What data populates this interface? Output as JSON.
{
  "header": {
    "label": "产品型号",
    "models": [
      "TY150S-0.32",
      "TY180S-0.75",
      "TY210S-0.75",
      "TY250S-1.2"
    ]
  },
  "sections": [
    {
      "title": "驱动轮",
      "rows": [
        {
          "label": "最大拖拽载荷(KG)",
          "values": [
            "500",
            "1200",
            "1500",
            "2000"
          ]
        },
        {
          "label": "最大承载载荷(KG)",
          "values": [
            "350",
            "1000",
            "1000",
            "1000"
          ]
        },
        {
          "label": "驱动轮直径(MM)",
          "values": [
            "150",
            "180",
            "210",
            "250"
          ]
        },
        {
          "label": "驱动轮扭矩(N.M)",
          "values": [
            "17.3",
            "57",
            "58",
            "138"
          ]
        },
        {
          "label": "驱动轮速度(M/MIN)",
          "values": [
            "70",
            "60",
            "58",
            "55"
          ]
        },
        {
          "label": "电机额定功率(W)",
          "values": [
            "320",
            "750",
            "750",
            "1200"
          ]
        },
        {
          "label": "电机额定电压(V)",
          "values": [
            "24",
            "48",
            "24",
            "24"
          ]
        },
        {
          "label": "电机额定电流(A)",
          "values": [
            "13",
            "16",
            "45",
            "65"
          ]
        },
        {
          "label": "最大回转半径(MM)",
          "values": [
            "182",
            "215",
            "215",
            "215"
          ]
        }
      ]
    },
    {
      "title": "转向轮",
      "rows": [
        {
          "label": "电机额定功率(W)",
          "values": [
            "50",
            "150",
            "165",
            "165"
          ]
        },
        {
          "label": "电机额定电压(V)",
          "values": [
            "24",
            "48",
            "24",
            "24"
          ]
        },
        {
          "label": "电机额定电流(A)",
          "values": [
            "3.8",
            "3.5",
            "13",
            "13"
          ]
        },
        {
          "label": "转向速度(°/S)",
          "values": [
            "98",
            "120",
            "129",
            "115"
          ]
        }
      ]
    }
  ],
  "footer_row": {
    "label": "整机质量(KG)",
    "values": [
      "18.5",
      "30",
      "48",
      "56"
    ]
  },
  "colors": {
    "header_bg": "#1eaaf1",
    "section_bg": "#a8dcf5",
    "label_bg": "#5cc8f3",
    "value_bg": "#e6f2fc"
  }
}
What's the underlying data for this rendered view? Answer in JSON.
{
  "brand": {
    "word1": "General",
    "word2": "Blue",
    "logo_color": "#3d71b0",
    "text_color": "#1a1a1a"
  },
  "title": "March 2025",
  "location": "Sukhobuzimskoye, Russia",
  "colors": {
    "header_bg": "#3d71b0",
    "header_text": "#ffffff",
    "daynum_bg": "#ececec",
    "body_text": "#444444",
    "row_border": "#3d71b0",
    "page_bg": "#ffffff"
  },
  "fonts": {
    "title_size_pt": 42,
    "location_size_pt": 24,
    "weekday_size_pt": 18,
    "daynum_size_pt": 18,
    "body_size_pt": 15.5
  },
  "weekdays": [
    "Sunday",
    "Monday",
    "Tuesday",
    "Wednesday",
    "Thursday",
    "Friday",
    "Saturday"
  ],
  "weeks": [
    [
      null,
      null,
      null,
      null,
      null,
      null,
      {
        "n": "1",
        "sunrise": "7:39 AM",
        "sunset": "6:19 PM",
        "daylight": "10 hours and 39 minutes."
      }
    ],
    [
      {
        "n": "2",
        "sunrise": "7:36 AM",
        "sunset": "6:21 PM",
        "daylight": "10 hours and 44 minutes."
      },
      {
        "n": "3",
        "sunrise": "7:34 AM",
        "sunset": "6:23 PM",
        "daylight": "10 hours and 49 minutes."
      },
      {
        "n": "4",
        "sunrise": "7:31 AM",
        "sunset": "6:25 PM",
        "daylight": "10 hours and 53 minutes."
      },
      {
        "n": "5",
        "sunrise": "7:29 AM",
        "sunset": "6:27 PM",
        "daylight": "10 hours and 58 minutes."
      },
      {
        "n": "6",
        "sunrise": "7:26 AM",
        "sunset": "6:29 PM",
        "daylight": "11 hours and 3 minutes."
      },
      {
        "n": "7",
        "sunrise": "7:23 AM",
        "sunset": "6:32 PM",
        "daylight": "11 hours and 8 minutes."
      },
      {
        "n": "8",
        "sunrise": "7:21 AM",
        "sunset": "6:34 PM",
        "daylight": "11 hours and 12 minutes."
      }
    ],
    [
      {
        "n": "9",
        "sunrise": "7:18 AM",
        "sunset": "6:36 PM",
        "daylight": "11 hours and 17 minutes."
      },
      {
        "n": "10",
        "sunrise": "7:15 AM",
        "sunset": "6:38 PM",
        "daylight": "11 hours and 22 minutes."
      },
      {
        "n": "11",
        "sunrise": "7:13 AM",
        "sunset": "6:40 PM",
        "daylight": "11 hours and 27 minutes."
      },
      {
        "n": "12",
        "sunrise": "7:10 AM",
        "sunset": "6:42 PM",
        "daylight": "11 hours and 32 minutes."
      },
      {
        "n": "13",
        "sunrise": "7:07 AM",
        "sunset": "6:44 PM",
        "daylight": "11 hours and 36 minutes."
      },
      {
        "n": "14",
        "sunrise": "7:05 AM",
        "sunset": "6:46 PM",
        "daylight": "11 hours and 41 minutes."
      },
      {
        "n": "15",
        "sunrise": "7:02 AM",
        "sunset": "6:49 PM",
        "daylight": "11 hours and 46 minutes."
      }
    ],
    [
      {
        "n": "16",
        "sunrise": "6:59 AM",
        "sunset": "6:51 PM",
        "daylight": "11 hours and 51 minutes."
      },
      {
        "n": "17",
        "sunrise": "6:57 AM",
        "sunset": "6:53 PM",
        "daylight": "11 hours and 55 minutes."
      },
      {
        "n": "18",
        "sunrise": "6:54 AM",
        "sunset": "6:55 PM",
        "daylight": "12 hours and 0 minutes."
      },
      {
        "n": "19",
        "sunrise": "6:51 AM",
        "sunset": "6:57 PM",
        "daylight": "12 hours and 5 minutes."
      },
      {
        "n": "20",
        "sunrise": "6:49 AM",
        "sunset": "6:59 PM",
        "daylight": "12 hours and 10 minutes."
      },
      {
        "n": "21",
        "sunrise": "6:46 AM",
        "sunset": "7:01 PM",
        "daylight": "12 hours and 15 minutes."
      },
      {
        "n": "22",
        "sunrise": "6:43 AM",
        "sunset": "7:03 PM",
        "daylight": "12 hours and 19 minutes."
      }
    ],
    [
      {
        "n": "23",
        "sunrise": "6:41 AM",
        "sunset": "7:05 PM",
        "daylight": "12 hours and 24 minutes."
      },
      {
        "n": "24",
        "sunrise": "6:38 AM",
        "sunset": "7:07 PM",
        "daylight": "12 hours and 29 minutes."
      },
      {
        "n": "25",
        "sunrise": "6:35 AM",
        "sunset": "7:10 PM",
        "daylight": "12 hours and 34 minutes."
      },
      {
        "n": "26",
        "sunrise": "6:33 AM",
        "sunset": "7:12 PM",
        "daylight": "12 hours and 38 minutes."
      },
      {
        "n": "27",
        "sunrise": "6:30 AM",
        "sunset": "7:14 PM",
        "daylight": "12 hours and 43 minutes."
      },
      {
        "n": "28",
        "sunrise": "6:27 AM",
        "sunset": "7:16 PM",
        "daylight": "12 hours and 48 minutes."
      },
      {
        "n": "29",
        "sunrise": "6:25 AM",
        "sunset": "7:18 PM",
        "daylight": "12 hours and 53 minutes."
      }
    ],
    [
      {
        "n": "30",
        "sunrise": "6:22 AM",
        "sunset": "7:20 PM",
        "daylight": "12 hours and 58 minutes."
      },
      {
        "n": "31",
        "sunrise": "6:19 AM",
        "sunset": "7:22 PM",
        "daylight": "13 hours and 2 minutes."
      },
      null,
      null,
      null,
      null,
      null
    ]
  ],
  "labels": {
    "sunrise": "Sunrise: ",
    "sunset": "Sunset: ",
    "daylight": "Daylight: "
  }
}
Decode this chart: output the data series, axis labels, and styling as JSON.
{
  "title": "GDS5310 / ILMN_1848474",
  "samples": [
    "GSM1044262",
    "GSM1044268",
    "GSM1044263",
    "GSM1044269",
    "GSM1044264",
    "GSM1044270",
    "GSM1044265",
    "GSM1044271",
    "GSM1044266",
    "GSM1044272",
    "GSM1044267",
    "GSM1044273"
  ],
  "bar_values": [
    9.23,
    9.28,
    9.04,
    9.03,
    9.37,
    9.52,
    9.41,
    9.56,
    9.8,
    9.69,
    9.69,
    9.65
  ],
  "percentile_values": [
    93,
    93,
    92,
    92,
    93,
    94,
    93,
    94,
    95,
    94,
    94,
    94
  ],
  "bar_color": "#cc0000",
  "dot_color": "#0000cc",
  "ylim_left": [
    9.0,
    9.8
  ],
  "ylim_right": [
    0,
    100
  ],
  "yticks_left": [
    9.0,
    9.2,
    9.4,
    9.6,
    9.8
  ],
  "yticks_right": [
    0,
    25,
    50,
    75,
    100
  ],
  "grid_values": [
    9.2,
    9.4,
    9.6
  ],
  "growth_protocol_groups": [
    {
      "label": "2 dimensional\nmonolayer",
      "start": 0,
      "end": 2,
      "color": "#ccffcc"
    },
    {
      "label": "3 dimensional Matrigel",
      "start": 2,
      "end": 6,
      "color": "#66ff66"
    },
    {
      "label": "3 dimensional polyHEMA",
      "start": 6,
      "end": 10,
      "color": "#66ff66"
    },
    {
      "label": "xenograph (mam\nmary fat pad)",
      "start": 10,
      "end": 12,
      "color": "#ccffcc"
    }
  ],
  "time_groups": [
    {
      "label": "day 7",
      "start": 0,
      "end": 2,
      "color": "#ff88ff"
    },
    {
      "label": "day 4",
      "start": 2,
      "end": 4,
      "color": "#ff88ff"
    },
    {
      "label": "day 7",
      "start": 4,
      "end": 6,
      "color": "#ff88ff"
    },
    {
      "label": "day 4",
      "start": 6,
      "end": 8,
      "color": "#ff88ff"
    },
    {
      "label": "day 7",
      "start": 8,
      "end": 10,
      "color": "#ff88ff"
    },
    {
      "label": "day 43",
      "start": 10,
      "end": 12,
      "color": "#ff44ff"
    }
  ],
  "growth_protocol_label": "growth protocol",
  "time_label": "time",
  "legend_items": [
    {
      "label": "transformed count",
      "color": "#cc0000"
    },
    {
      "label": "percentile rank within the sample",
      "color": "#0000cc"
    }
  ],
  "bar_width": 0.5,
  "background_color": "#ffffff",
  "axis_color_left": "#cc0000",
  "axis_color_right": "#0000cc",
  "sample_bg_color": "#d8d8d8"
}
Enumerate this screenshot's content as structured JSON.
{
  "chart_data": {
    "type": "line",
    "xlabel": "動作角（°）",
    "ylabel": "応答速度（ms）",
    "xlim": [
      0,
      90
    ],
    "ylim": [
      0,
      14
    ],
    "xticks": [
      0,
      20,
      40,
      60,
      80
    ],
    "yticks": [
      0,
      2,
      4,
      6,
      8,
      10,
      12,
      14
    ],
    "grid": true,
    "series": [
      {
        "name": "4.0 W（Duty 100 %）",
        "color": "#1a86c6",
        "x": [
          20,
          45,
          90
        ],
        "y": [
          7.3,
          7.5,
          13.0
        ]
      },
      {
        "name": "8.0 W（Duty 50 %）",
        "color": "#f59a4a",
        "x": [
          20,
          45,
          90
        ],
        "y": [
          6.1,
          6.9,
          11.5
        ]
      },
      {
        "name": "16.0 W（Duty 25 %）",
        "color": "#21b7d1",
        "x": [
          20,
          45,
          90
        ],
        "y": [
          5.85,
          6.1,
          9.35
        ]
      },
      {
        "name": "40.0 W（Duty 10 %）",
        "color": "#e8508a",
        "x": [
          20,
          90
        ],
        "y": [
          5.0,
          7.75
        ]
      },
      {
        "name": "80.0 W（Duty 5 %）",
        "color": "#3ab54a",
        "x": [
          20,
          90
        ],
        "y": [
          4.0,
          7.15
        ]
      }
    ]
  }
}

* **Exercise brief**
Each line that has the word "this" should be copied.

* **Worked solution**
What data populates this interface? Output as JSON.
What's the underlying data for this rendered view? Answer in JSON.
Decode this chart: output the data series, axis labels, and styling as JSON.
Enumerate this screenshot's content as structured JSON.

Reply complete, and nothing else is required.